■ Task instructions
Write out each line exactly as it stands, please.

■ Records for this exercise

┌──

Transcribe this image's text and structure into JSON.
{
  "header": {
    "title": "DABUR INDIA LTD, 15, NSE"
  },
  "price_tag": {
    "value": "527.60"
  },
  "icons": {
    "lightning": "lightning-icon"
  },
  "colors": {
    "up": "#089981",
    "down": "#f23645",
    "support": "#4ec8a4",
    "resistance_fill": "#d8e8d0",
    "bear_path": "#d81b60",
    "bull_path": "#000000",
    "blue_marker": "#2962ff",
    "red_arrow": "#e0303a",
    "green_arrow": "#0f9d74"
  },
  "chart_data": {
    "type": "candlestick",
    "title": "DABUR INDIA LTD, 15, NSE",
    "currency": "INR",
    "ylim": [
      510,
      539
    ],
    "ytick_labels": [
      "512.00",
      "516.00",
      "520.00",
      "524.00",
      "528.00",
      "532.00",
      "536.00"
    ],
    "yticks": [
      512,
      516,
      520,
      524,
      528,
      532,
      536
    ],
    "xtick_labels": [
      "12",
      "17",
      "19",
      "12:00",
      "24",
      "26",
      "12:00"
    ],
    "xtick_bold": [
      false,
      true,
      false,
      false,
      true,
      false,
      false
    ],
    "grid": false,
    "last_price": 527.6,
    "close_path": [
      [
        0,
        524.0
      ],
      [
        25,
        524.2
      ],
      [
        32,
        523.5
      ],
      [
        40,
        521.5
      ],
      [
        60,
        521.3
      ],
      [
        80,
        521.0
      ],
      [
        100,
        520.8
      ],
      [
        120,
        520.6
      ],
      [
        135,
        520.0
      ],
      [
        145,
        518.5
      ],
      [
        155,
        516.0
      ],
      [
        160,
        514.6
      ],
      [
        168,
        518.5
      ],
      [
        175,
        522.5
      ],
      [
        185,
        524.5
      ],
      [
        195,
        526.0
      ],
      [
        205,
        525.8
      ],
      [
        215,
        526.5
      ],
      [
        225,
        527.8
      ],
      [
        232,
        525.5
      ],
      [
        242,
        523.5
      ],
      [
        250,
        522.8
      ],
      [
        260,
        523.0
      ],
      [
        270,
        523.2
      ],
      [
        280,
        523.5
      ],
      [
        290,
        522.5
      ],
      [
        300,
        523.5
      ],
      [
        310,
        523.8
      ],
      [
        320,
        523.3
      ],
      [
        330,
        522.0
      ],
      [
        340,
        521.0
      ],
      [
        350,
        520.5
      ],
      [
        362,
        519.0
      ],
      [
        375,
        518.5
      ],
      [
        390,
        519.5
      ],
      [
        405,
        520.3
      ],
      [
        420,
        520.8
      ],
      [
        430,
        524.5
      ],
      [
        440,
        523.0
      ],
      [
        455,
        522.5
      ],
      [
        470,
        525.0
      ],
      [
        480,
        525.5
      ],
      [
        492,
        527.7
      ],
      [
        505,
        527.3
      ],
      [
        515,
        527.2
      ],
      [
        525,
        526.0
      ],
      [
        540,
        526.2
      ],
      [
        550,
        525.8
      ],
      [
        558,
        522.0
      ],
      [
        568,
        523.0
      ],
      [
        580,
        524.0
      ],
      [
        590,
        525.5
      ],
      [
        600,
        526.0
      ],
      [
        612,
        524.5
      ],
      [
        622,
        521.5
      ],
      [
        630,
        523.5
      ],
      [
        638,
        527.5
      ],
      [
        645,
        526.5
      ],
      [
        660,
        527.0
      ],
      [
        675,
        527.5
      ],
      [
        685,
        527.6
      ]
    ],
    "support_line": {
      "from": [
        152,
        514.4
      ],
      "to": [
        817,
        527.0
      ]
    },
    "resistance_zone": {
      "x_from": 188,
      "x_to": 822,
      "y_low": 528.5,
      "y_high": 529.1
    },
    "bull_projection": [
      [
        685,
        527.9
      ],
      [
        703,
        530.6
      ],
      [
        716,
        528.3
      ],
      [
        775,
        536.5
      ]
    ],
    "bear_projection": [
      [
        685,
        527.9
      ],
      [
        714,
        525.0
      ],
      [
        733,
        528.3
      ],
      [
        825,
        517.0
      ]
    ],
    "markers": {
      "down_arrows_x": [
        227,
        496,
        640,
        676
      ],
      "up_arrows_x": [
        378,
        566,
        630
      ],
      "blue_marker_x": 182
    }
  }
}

└──

■ Output below
Transcribe this image's text and structure into JSON.
{
  "header": {
    "title": "DABUR INDIA LTD, 15, NSE"
  },
  "price_tag": {
    "value": "527.60"
  },
  "icons": {
    "lightning": "lightning-icon"
  },
  "colors": {
    "up": "#089981",
    "down": "#f23645",
    "support": "#4ec8a4",
    "resistance_fill": "#d8e8d0",
    "bear_path": "#d81b60",
    "bull_path": "#000000",
    "blue_marker": "#2962ff",
    "red_arrow": "#e0303a",
    "green_arrow": "#0f9d74"
  },
  "chart_data": {
    "type": "candlestick",
    "title": "DABUR INDIA LTD, 15, NSE",
    "currency": "INR",
    "ylim": [
      510,
      539
    ],
    "ytick_labels": [
      "512.00",
      "516.00",
      "520.00",
      "524.00",
      "528.00",
      "532.00",
      "536.00"
    ],
    "yticks": [
      512,
      516,
      520,
      524,
      528,
      532,
      536
    ],
    "xtick_labels": [
      "12",
      "17",
      "19",
      "12:00",
      "24",
      "26",
      "12:00"
    ],
    "xtick_bold": [
      false,
      true,
      false,
      false,
      true,
      false,
      false
    ],
    "grid": false,
    "last_price": 527.6,
    "close_path": [
      [
        0,
        524.0
      ],
      [
        25,
        524.2
      ],
      [
        32,
        523.5
      ],
      [
        40,
        521.5
      ],
      [
        60,
        521.3
      ],
      [
        80,
        521.0
      ],
      [
        100,
        520.8
      ],
      [
        120,
        520.6
      ],
      [
        135,
        520.0
      ],
      [
        145,
        518.5
      ],
      [
        155,
        516.0
      ],
      [
        160,
        514.6
      ],
      [
        168,
        518.5
      ],
      [
        175,
        522.5
      ],
      [
        185,
        524.5
      ],
      [
        195,
        526.0
      ],
      [
        205,
        525.8
      ],
      [
        215,
        526.5
      ],
      [
        225,
        527.8
      ],
      [
        232,
        525.5
      ],
      [
        242,
        523.5
      ],
      [
        250,
        522.8
      ],
      [
        260,
        523.0
      ],
      [
        270,
        523.2
      ],
      [
        280,
        523.5
      ],
      [
        290,
        522.5
      ],
      [
        300,
        523.5
      ],
      [
        310,
        523.8
      ],
      [
        320,
        523.3
      ],
      [
        330,
        522.0
      ],
      [
        340,
        521.0
      ],
      [
        350,
        520.5
      ],
      [
        362,
        519.0
      ],
      [
        375,
        518.5
      ],
      [
        390,
        519.5
      ],
      [
        405,
        520.3
      ],
      [
        420,
        520.8
      ],
      [
        430,
        524.5
      ],
      [
        440,
        523.0
      ],
      [
        455,
        522.5
      ],
      [
        470,
        525.0
      ],
      [
        480,
        525.5
      ],
      [
        492,
        527.7
      ],
      [
        505,
        527.3
      ],
      [
        515,
        527.2
      ],
      [
        525,
        526.0
      ],
      [
        540,
        526.2
      ],
      [
        550,
        525.8
      ],
      [
        558,
        522.0
      ],
      [
        568,
        523.0
      ],
      [
        580,
        524.0
      ],
      [
        590,
        525.5
      ],
      [
        600,
        526.0
      ],
      [
        612,
        524.5
      ],
      [
        622,
        521.5
      ],
      [
        630,
        523.5
      ],
      [
        638,
        527.5
      ],
      [
        645,
        526.5
      ],
      [
        660,
        527.0
      ],
      [
        675,
        527.5
      ],
      [
        685,
        527.6
      ]
    ],
    "support_line": {
      "from": [
        152,
        514.4
      ],
      "to": [
        817,
        527.0
      ]
    },
    "resistance_zone": {
      "x_from": 188,
      "x_to": 822,
      "y_low": 528.5,
      "y_high": 529.1
    },
    "bull_projection": [
      [
        685,
        527.9
      ],
      [
        703,
        530.6
      ],
      [
        716,
        528.3
      ],
      [
        775,
        536.5
      ]
    ],
    "bear_projection": [
      [
        685,
        527.9
      ],
      [
        714,
        525.0
      ],
      [
        733,
        528.3
      ],
      [
        825,
        517.0
      ]
    ],
    "markers": {
      "down_arrows_x": [
        227,
        496,
        640,
        676
      ],
      "up_arrows_x": [
        378,
        566,
        630
      ],
      "blue_marker_x": 182
    }
  }
}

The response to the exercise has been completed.